### Exercise objective
Scan the listing below and copy every line holding "terbaik".

### Data extracted from a collection
##########

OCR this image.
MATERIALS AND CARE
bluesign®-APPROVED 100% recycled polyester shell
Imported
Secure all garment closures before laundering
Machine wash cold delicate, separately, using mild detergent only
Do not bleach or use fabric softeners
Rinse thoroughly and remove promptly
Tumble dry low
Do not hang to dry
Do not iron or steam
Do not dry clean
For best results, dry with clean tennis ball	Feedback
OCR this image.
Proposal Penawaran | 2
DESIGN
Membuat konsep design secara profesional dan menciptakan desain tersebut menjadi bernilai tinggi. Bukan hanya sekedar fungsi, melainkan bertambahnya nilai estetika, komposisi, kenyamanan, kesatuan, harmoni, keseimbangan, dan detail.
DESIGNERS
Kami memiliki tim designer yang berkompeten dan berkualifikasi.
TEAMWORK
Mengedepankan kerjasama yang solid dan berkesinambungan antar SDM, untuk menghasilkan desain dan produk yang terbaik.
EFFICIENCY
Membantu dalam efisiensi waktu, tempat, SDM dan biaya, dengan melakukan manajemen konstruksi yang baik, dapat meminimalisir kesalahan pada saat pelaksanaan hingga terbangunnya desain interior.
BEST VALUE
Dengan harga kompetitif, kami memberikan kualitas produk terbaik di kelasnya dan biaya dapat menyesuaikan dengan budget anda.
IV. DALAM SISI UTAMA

##########

### Solution to this task
Mengedepankan kerjasama yang solid dan berkesinambungan antar SDM, untuk menghasilkan desain dan produk yang terbaik.
Dengan harga kompetitif, kami memberikan kualitas produk terbaik di kelasnya dan biaya dapat menyesuaikan dengan budget anda.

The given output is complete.